* Problem details: Copy every line of the records below word for word, leaving out the pictures.

* Working data:
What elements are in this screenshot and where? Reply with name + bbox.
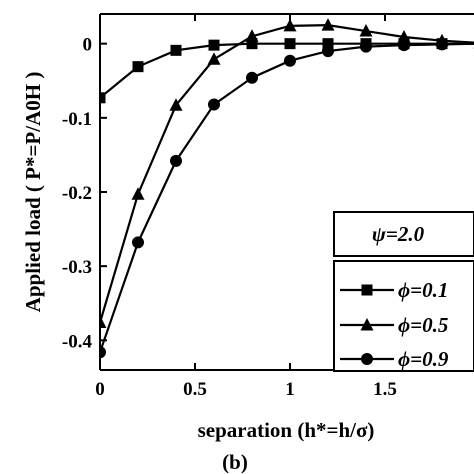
data-point: [246, 38, 258, 50]
series-square: [100, 38, 474, 104]
y-tick-label: -0.3: [62, 257, 92, 278]
data-point: [283, 18, 297, 32]
data-point: [169, 98, 183, 111]
legend-marker: [361, 284, 373, 296]
series-layer: [100, 18, 474, 359]
y-axis-label: Applied load ( P*=P/A0H ): [21, 72, 45, 313]
axis-ticks: 0 0.5 1 1.5 0 -0.1 -0.2 -0.3 -0.4: [62, 14, 397, 400]
x-axis-label: separation (h*=h/σ): [198, 418, 375, 442]
annotation-text: ψ=2.0: [372, 222, 425, 246]
data-point: [359, 24, 373, 37]
data-point: [398, 39, 410, 52]
data-point: [246, 71, 258, 84]
series-circle: [100, 38, 474, 359]
y-tick-label: -0.4: [62, 331, 93, 352]
legend: ϕ=0.1 ϕ=0.5 ϕ=0.9: [333, 260, 474, 372]
data-point: [322, 38, 334, 50]
annotation-frame: [333, 211, 474, 257]
data-point: [208, 98, 220, 111]
data-point: [245, 29, 259, 42]
legend-frame: [333, 260, 474, 372]
panel-label: (b): [222, 450, 248, 474]
data-point: [207, 52, 221, 65]
y-tick-label: -0.2: [62, 183, 92, 204]
legend-entry: ϕ=0.5: [340, 313, 448, 337]
data-point: [284, 38, 296, 50]
x-tick-label: 0.5: [183, 379, 207, 400]
data-point: [360, 40, 372, 53]
y-tick-label: -0.1: [62, 109, 92, 130]
data-point: [208, 39, 220, 51]
x-tick-label: 0: [95, 379, 105, 400]
data-point: [322, 45, 334, 58]
data-point: [321, 18, 335, 31]
data-point: [132, 61, 144, 73]
y-tick-label: 0: [83, 35, 93, 56]
data-point: [132, 236, 144, 249]
data-point: [131, 187, 145, 200]
x-tick-label: 1.5: [373, 379, 397, 400]
data-point: [397, 29, 411, 43]
data-point: [100, 346, 106, 359]
legend-label: ϕ=0.1: [398, 278, 448, 302]
legend-label: ϕ=0.9: [398, 347, 449, 371]
data-point: [100, 92, 106, 104]
data-point: [170, 154, 182, 167]
series-triangle: [100, 18, 474, 329]
data-point: [284, 54, 296, 67]
legend-entry: ϕ=0.1: [340, 278, 448, 302]
data-point: [170, 44, 182, 56]
legend-marker: [360, 318, 374, 331]
x-tick-label: 1: [285, 379, 295, 400]
legend-marker: [361, 353, 373, 365]
data-point: [100, 315, 107, 329]
legend-entry: ϕ=0.9: [340, 347, 449, 371]
series-line: [100, 42, 474, 99]
annotation-box: ψ=2.0: [333, 211, 474, 257]
legend-label: ϕ=0.5: [398, 313, 448, 337]
data-point: [436, 38, 448, 51]
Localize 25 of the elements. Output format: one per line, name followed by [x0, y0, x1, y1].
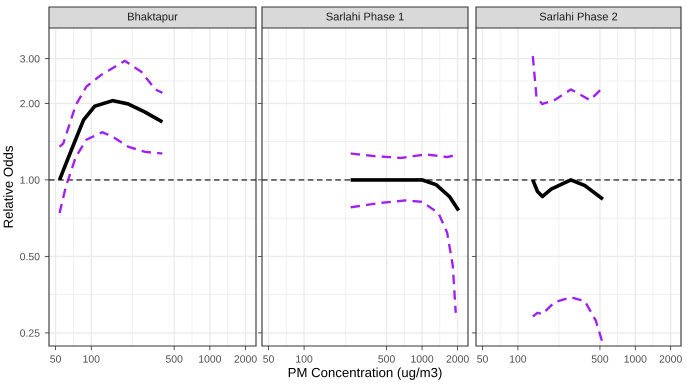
y-tick-label: 0.50 — [20, 252, 40, 260]
y-tick-label: 0.25 — [20, 329, 40, 337]
y-tick-label: 3.00 — [20, 55, 40, 63]
x-tick-label: 2000 — [660, 355, 682, 363]
x-tick-label: 1000 — [624, 355, 646, 363]
chart-title: Sarlahi Phase 2 — [540, 12, 618, 20]
y-tick-label: 2.00 — [20, 100, 40, 108]
x-axis-title: PM Concentration (ug/m3) — [288, 368, 442, 380]
y-axis-title: Relative Odds — [3, 146, 13, 228]
x-tick-label: 2000 — [446, 355, 469, 363]
x-tick-label: 100 — [510, 355, 526, 363]
x-tick-label: 50 — [477, 355, 488, 363]
chart-title: Bhaktapur — [128, 12, 178, 23]
x-tick-label: 100 — [83, 355, 100, 363]
x-tick-label: 2000 — [234, 355, 257, 363]
x-tick-label: 500 — [378, 355, 395, 363]
x-tick-label: 1000 — [411, 355, 434, 363]
chart-title: Sarlahi Phase 1 — [326, 12, 404, 20]
x-tick-label: 100 — [296, 355, 312, 363]
x-tick-label: 500 — [592, 355, 608, 363]
x-tick-label: 50 — [263, 355, 274, 363]
y-tick-label: 1.00 — [20, 176, 40, 184]
x-tick-label: 50 — [50, 355, 61, 363]
x-tick-label: 1000 — [199, 355, 222, 363]
x-tick-label: 500 — [166, 355, 182, 363]
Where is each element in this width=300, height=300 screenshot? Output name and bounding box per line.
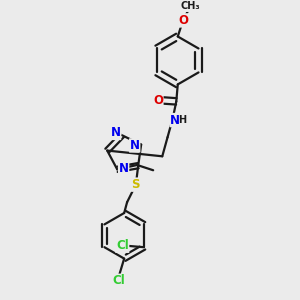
Text: CH₃: CH₃: [181, 2, 200, 11]
Text: Cl: Cl: [116, 239, 129, 252]
Text: Cl: Cl: [112, 274, 125, 287]
Text: H: H: [178, 115, 187, 125]
Text: N: N: [111, 126, 121, 140]
Text: O: O: [178, 14, 188, 27]
Text: S: S: [132, 178, 140, 191]
Text: N: N: [118, 162, 129, 175]
Text: O: O: [153, 94, 163, 107]
Text: N: N: [170, 114, 180, 127]
Text: N: N: [130, 139, 140, 152]
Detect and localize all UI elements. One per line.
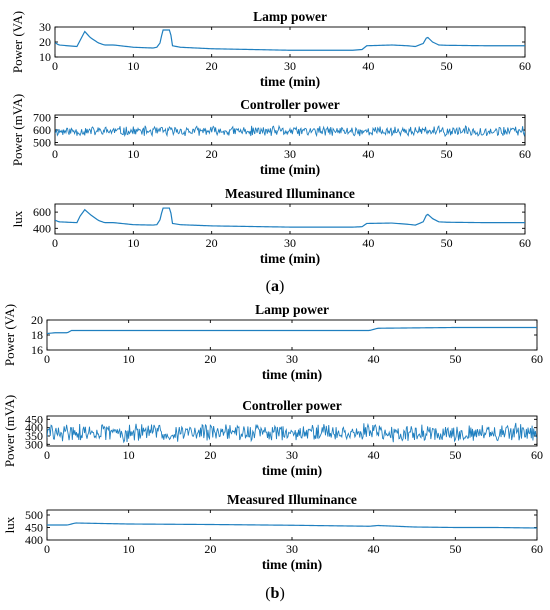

* The answer:
What elements are in this screenshot and where? Reply with name + bbox.
data-point: [246, 38, 258, 50]
series-square: [100, 38, 474, 104]
y-tick-label: -0.3: [62, 257, 92, 278]
data-point: [283, 18, 297, 32]
data-point: [169, 98, 183, 111]
legend-marker: [361, 284, 373, 296]
series-layer: [100, 18, 474, 359]
y-axis-label: Applied load ( P*=P/A0H ): [21, 72, 45, 313]
axis-ticks: 0 0.5 1 1.5 0 -0.1 -0.2 -0.3 -0.4: [62, 14, 397, 400]
x-axis-label: separation (h*=h/σ): [198, 418, 375, 442]
annotation-text: ψ=2.0: [372, 222, 425, 246]
data-point: [359, 24, 373, 37]
data-point: [398, 39, 410, 52]
data-point: [246, 71, 258, 84]
series-circle: [100, 38, 474, 359]
y-tick-label: -0.4: [62, 331, 93, 352]
legend: ϕ=0.1 ϕ=0.5 ϕ=0.9: [333, 260, 474, 372]
data-point: [322, 38, 334, 50]
annotation-frame: [333, 211, 474, 257]
data-point: [208, 98, 220, 111]
data-point: [245, 29, 259, 42]
legend-frame: [333, 260, 474, 372]
panel-label: (b): [222, 450, 248, 474]
data-point: [207, 52, 221, 65]
y-tick-label: -0.2: [62, 183, 92, 204]
legend-entry: ϕ=0.5: [340, 313, 448, 337]
data-point: [284, 38, 296, 50]
x-tick-label: 0.5: [183, 379, 207, 400]
data-point: [360, 40, 372, 53]
y-tick-label: -0.1: [62, 109, 92, 130]
data-point: [208, 39, 220, 51]
x-tick-label: 0: [95, 379, 105, 400]
data-point: [322, 45, 334, 58]
data-point: [321, 18, 335, 31]
data-point: [132, 61, 144, 73]
y-tick-label: 0: [83, 35, 93, 56]
data-point: [132, 236, 144, 249]
data-point: [131, 187, 145, 200]
x-tick-label: 1.5: [373, 379, 397, 400]
data-point: [397, 29, 411, 43]
data-point: [100, 346, 106, 359]
legend-label: ϕ=0.1: [398, 278, 448, 302]
legend-label: ϕ=0.9: [398, 347, 449, 371]
data-point: [100, 92, 106, 104]
data-point: [170, 154, 182, 167]
series-triangle: [100, 18, 474, 329]
data-point: [284, 54, 296, 67]
legend-entry: ϕ=0.1: [340, 278, 448, 302]
data-point: [170, 44, 182, 56]
legend-marker: [360, 318, 374, 331]
x-tick-label: 1: [285, 379, 295, 400]
legend-marker: [361, 353, 373, 365]
data-point: [100, 315, 107, 329]
legend-entry: ϕ=0.9: [340, 347, 449, 371]
series-line: [100, 42, 474, 99]
annotation-box: ψ=2.0: [333, 211, 474, 257]
legend-label: ϕ=0.5: [398, 313, 448, 337]
data-point: [436, 38, 448, 51]
Localize 25 of the elements. Output format: one per line, name followed by [x0, y0, x1, y1].
y-tick-label: 0.50 — [20, 252, 40, 260]
y-tick-label: 0.25 — [20, 329, 40, 337]
y-tick-label: 3.00 — [20, 55, 40, 63]
x-tick-label: 2000 — [660, 355, 682, 363]
x-tick-label: 1000 — [624, 355, 646, 363]
chart-title: Sarlahi Phase 2 — [540, 12, 618, 20]
y-tick-label: 2.00 — [20, 100, 40, 108]
x-axis-title: PM Concentration (ug/m3) — [288, 368, 442, 380]
y-axis-title: Relative Odds — [3, 146, 13, 228]
x-tick-label: 2000 — [446, 355, 469, 363]
x-tick-label: 100 — [510, 355, 526, 363]
x-tick-label: 50 — [477, 355, 488, 363]
chart-title: Bhaktapur — [128, 12, 178, 23]
x-tick-label: 100 — [83, 355, 100, 363]
x-tick-label: 2000 — [234, 355, 257, 363]
x-tick-label: 500 — [378, 355, 395, 363]
x-tick-label: 1000 — [411, 355, 434, 363]
chart-title: Sarlahi Phase 1 — [326, 12, 404, 20]
x-tick-label: 100 — [296, 355, 312, 363]
x-tick-label: 500 — [592, 355, 608, 363]
x-tick-label: 50 — [263, 355, 274, 363]
y-tick-label: 1.00 — [20, 176, 40, 184]
x-tick-label: 50 — [50, 355, 61, 363]
x-tick-label: 1000 — [199, 355, 222, 363]
x-tick-label: 500 — [166, 355, 182, 363]
Where is each element in this width=300, height=300 screenshot? Output name and bounding box per line.
Text: CH₃: CH₃: [181, 2, 200, 11]
Text: Cl: Cl: [116, 239, 129, 252]
Text: Cl: Cl: [112, 274, 125, 287]
Text: H: H: [178, 115, 187, 125]
Text: N: N: [111, 126, 121, 140]
Text: O: O: [178, 14, 188, 27]
Text: S: S: [132, 178, 140, 191]
Text: N: N: [118, 162, 129, 175]
Text: O: O: [153, 94, 163, 107]
Text: N: N: [170, 114, 180, 127]
Text: N: N: [130, 139, 140, 152]
Detect and localize all UI elements. One per line.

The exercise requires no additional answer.